(Dataset entries)
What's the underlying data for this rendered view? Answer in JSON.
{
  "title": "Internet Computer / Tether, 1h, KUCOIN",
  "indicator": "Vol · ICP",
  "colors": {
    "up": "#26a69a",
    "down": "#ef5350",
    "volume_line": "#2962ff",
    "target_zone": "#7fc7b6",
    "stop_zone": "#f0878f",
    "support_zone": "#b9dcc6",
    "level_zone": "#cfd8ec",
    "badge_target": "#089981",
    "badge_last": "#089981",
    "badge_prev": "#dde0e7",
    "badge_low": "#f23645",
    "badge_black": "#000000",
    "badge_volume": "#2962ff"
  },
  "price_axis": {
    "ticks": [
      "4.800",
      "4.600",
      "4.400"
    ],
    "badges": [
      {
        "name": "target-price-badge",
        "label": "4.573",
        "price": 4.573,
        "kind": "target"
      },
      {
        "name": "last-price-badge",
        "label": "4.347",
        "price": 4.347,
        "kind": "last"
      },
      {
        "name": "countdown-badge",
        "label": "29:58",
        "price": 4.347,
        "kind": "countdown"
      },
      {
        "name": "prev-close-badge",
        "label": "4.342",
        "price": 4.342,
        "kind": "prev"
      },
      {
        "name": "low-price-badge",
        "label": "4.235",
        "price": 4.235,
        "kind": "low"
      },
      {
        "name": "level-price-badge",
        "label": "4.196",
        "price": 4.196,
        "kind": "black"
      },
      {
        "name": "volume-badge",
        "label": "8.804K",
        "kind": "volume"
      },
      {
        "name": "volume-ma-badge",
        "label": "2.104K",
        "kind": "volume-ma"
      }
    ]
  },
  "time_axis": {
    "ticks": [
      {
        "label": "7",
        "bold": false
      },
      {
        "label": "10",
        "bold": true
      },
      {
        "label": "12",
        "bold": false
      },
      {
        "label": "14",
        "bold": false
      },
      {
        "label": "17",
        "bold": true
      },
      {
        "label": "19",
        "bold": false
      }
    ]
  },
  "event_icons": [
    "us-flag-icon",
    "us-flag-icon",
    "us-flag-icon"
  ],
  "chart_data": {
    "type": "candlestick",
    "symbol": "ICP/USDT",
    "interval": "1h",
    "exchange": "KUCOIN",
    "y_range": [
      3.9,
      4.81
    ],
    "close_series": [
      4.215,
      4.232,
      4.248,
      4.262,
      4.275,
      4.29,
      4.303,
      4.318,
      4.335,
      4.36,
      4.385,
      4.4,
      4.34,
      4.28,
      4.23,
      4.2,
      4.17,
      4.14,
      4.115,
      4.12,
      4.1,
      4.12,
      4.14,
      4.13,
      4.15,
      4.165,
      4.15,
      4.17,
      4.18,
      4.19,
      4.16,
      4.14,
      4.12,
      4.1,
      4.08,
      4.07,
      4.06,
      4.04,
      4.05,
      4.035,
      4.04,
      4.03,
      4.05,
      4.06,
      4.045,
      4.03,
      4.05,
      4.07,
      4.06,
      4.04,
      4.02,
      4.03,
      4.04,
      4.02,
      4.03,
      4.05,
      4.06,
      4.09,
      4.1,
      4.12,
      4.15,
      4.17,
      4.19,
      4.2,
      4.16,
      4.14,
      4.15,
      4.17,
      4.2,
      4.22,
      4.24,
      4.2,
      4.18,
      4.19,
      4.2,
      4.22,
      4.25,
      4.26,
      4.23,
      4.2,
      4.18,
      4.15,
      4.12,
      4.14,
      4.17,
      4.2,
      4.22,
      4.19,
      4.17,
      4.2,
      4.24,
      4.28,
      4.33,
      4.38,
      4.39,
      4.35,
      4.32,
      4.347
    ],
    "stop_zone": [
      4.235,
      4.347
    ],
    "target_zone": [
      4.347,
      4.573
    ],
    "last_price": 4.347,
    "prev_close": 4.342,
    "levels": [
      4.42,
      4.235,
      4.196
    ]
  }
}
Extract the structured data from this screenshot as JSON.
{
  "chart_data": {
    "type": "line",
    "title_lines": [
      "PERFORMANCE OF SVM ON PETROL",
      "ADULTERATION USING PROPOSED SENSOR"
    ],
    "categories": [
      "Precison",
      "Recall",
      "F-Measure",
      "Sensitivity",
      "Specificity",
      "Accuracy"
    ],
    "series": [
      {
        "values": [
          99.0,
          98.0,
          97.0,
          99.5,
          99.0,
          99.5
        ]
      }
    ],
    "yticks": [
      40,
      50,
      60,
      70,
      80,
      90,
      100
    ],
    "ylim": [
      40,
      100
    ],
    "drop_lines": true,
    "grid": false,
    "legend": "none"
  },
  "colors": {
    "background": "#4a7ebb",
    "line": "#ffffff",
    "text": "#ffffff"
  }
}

Exercise objective => Nothing outside the span should appear: transcribe the lines from the one containing "Extract the structured" through the last line of the records.

In response =>
Extract the structured data from this screenshot as JSON.
{
  "chart_data": {
    "type": "line",
    "title_lines": [
      "PERFORMANCE OF SVM ON PETROL",
      "ADULTERATION USING PROPOSED SENSOR"
    ],
    "categories": [
      "Precison",
      "Recall",
      "F-Measure",
      "Sensitivity",
      "Specificity",
      "Accuracy"
    ],
    "series": [
      {
        "values": [
          99.0,
          98.0,
          97.0,
          99.5,
          99.0,
          99.5
        ]
      }
    ],
    "yticks": [
      40,
      50,
      60,
      70,
      80,
      90,
      100
    ],
    "ylim": [
      40,
      100
    ],
    "drop_lines": true,
    "grid": false,
    "legend": "none"
  },
  "colors": {
    "background": "#4a7ebb",
    "line": "#ffffff",
    "text": "#ffffff"
  }
}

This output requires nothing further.